**Raw data**

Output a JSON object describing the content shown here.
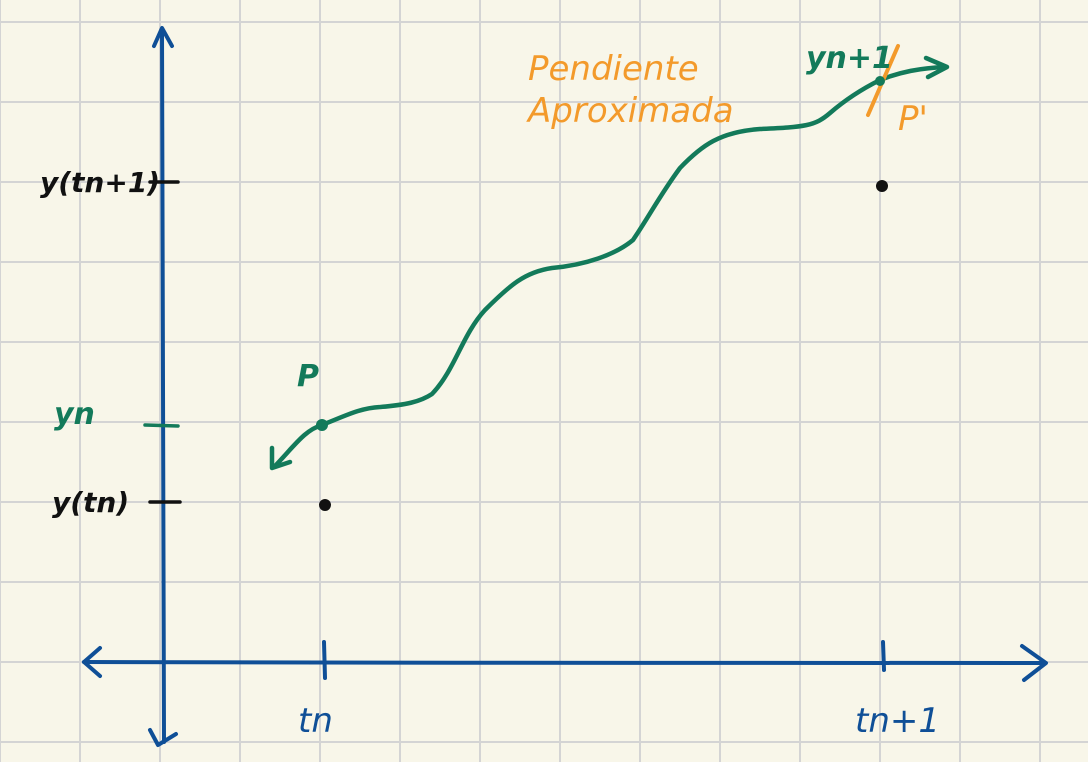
{
  "labels": {
    "y_tn1": "y(tn+1)",
    "y_n": "yn",
    "y_tn": "y(tn)",
    "p": "P",
    "p_prime": "P'",
    "y_n1": "yn+1",
    "slope_line1": "Pendiente",
    "slope_line2": "Aproximada",
    "t_n": "tn",
    "t_n1": "tn+1"
  },
  "colors": {
    "grid": "#d4d4d4",
    "axes": "#0f4f97",
    "curve": "#137a5a",
    "annotation": "#f39a2b",
    "ink": "#111111",
    "background": "#f8f6e9"
  }
}
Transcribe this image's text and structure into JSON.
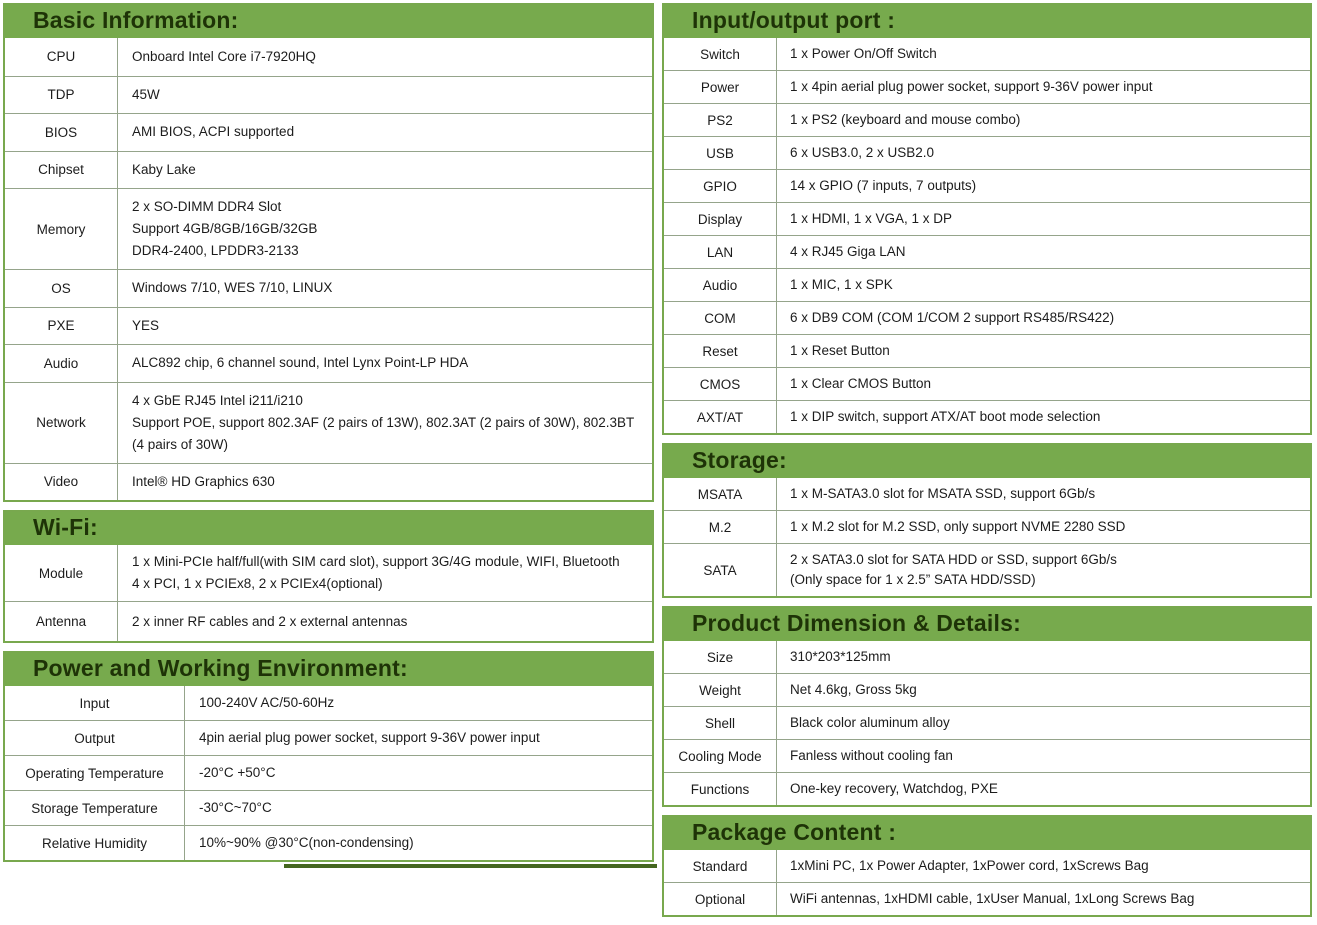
{
  "colors": {
    "header_green": "#77aa4d",
    "header_text": "#1e3307",
    "table_border_green": "#78a84e",
    "row_line": "#95a48b"
  },
  "left_sections": [
    {
      "title": "Basic Information:",
      "rows": [
        {
          "label": "CPU",
          "value": "Onboard Intel Core i7-7920HQ"
        },
        {
          "label": "TDP",
          "value": "45W"
        },
        {
          "label": "BIOS",
          "value": "AMI BIOS, ACPI supported"
        },
        {
          "label": "Chipset",
          "value": "Kaby Lake"
        },
        {
          "label": "Memory",
          "value": [
            "2 x SO-DIMM DDR4 Slot",
            "Support 4GB/8GB/16GB/32GB",
            "DDR4-2400, LPDDR3-2133"
          ]
        },
        {
          "label": "OS",
          "value": "Windows 7/10, WES 7/10, LINUX"
        },
        {
          "label": "PXE",
          "value": "YES"
        },
        {
          "label": "Audio",
          "value": "ALC892 chip, 6 channel sound, Intel Lynx Point-LP HDA"
        },
        {
          "label": "Network",
          "value": [
            "4 x GbE RJ45 Intel i211/i210",
            "Support POE, support 802.3AF (2 pairs of 13W), 802.3AT (2 pairs of 30W), 802.3BT (4 pairs of 30W)"
          ]
        },
        {
          "label": "Video",
          "value": "Intel® HD Graphics 630"
        }
      ]
    },
    {
      "title": "Wi-Fi:",
      "rows": [
        {
          "label": "Module",
          "value": [
            "1 x Mini-PCIe half/full(with SIM card slot), support 3G/4G module, WIFI, Bluetooth",
            "4 x PCI, 1 x PCIEx8, 2 x PCIEx4(optional)"
          ]
        },
        {
          "label": "Antenna",
          "value": "2 x inner RF cables and 2 x external antennas"
        }
      ]
    },
    {
      "title": "Power and Working Environment:",
      "rows": [
        {
          "label": "Input",
          "value": "100-240V AC/50-60Hz"
        },
        {
          "label": "Output",
          "value": "4pin aerial plug power socket, support 9-36V power input"
        },
        {
          "label": "Operating Temperature",
          "value": "-20°C +50°C"
        },
        {
          "label": "Storage Temperature",
          "value": "-30°C~70°C"
        },
        {
          "label": "Relative Humidity",
          "value": "10%~90% @30°C(non-condensing)"
        }
      ]
    }
  ],
  "right_sections": [
    {
      "title": "Input/output port :",
      "rows": [
        {
          "label": "Switch",
          "value": "1 x Power On/Off Switch"
        },
        {
          "label": "Power",
          "value": "1 x 4pin aerial plug power socket, support 9-36V power input"
        },
        {
          "label": "PS2",
          "value": "1 x PS2 (keyboard and mouse combo)"
        },
        {
          "label": "USB",
          "value": "6 x USB3.0, 2 x USB2.0"
        },
        {
          "label": "GPIO",
          "value": "14 x GPIO (7 inputs, 7 outputs)"
        },
        {
          "label": "Display",
          "value": "1 x HDMI, 1 x VGA, 1 x DP"
        },
        {
          "label": "LAN",
          "value": "4 x RJ45 Giga LAN"
        },
        {
          "label": "Audio",
          "value": "1 x MIC, 1 x SPK"
        },
        {
          "label": "COM",
          "value": "6 x DB9 COM (COM 1/COM 2 support RS485/RS422)"
        },
        {
          "label": "Reset",
          "value": "1 x Reset Button"
        },
        {
          "label": "CMOS",
          "value": "1 x Clear CMOS Button"
        },
        {
          "label": "AXT/AT",
          "value": "1 x DIP switch, support ATX/AT boot mode selection"
        }
      ]
    },
    {
      "title": "Storage:",
      "rows": [
        {
          "label": "MSATA",
          "value": "1 x M-SATA3.0 slot for MSATA SSD, support 6Gb/s"
        },
        {
          "label": "M.2",
          "value": "1 x M.2 slot for M.2 SSD, only support NVME 2280 SSD"
        },
        {
          "label": "SATA",
          "value": [
            "2 x SATA3.0 slot for SATA HDD or SSD, support 6Gb/s",
            "(Only space for 1 x 2.5” SATA HDD/SSD)"
          ]
        }
      ]
    },
    {
      "title": "Product Dimension & Details:",
      "rows": [
        {
          "label": "Size",
          "value": "310*203*125mm"
        },
        {
          "label": "Weight",
          "value": "Net 4.6kg, Gross 5kg"
        },
        {
          "label": "Shell",
          "value": "Black color aluminum alloy"
        },
        {
          "label": "Cooling Mode",
          "value": "Fanless without cooling fan"
        },
        {
          "label": "Functions",
          "value": "One-key recovery, Watchdog, PXE"
        }
      ]
    },
    {
      "title": "Package Content :",
      "rows": [
        {
          "label": "Standard",
          "value": "1xMini PC, 1x Power Adapter, 1xPower cord, 1xScrews Bag"
        },
        {
          "label": "Optional",
          "value": "WiFi antennas, 1xHDMI cable, 1xUser Manual, 1xLong Screws Bag"
        }
      ]
    }
  ]
}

**Objective**
Using the records above, select and copy every line that has the word "CMOS".

**Exercise solution**
          "label": "CMOS",
          "value": "1 x Clear CMOS Button"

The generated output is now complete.